REQUIREMENTS =>
Determine which lines contain the word "Google", then copy those lines.

(Collected data entries)
________

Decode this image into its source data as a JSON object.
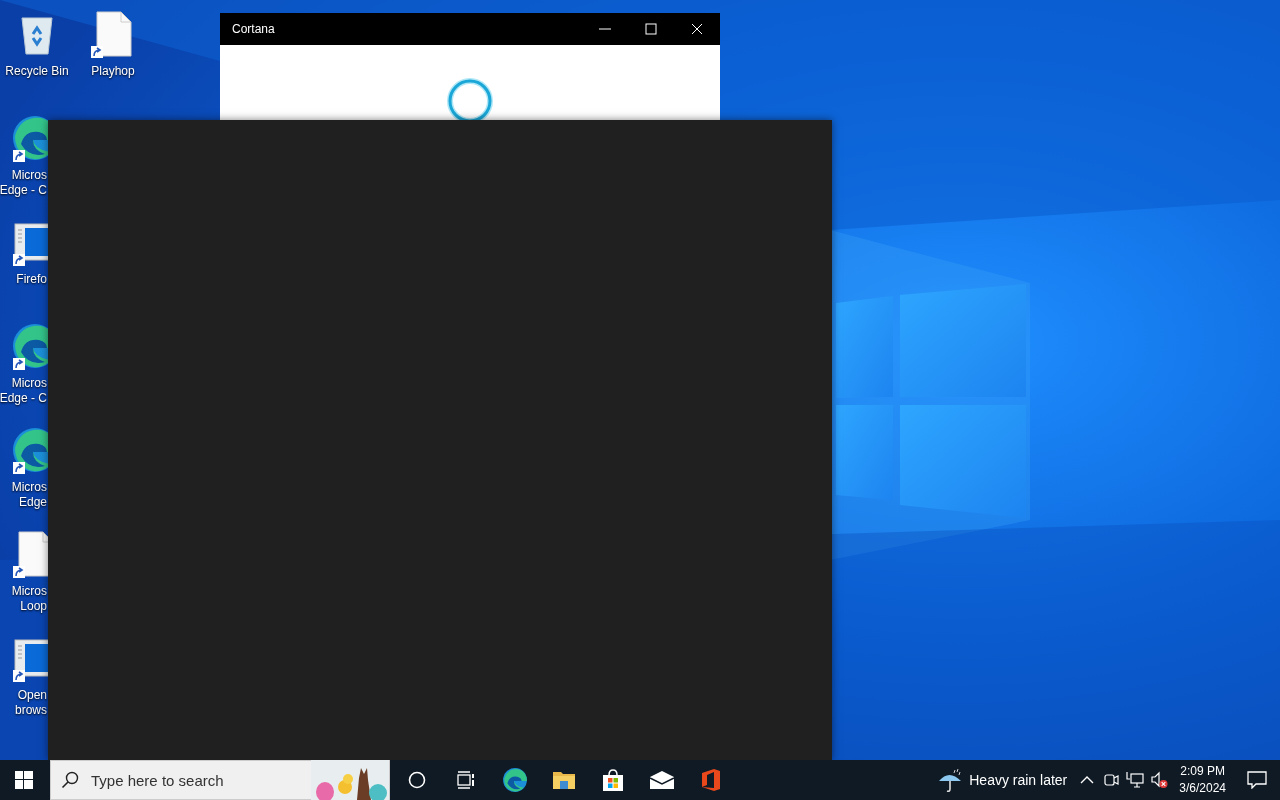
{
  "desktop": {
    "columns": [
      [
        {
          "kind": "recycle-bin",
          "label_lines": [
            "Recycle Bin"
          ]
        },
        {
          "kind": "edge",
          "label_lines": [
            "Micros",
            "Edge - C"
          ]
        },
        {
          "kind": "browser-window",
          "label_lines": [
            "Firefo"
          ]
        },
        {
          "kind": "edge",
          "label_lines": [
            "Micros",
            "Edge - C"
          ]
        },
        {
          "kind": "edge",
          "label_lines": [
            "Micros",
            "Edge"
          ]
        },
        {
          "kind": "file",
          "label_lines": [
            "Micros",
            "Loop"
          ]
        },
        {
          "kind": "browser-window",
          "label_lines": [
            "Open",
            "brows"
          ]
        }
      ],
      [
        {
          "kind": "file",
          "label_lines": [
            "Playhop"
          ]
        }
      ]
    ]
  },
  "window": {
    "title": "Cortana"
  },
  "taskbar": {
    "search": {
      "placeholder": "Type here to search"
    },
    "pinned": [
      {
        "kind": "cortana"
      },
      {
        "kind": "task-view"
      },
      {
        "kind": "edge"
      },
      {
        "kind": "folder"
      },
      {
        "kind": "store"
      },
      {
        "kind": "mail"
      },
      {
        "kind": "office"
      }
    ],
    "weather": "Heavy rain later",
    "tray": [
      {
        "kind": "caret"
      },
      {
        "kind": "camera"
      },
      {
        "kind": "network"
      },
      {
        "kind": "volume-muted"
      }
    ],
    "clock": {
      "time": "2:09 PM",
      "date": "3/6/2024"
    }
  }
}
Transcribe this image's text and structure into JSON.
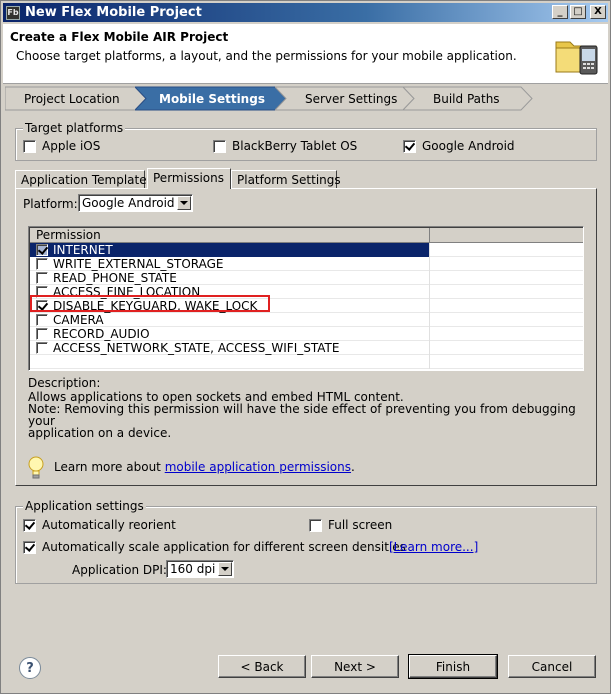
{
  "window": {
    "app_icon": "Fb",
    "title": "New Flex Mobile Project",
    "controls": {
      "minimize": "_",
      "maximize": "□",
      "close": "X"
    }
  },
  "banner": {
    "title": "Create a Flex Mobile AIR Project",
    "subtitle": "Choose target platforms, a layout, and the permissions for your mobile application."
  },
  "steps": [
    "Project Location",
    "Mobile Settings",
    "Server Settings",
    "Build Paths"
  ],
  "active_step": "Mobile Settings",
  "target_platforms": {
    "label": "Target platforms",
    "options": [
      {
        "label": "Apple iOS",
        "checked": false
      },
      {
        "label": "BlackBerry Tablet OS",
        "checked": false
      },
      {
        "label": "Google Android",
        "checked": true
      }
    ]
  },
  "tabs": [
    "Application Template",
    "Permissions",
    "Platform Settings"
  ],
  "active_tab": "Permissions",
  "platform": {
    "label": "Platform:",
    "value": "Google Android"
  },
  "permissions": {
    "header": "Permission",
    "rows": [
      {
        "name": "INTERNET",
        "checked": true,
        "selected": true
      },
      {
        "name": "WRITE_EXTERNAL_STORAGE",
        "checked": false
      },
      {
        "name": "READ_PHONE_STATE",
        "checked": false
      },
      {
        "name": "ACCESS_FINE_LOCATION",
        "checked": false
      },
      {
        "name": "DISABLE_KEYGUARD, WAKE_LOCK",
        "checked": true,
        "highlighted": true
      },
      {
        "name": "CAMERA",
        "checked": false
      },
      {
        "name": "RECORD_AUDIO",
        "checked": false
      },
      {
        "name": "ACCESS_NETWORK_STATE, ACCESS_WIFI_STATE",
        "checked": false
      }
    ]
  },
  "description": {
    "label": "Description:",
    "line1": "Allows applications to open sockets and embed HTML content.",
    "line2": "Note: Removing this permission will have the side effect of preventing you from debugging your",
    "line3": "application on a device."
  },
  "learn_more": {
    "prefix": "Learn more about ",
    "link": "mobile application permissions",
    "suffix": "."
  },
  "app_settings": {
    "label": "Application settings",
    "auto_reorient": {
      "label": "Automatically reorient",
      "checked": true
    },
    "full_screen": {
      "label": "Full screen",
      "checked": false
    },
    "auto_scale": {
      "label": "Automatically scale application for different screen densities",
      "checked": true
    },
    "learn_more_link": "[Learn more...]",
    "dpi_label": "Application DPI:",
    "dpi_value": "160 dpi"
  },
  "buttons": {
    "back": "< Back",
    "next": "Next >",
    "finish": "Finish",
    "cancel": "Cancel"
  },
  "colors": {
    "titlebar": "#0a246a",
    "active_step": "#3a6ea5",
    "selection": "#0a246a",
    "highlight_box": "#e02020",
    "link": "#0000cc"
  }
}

________

SOLUTION TO THE EXERCISE =>
        "label": "Google Android",
    "value": "Google Android"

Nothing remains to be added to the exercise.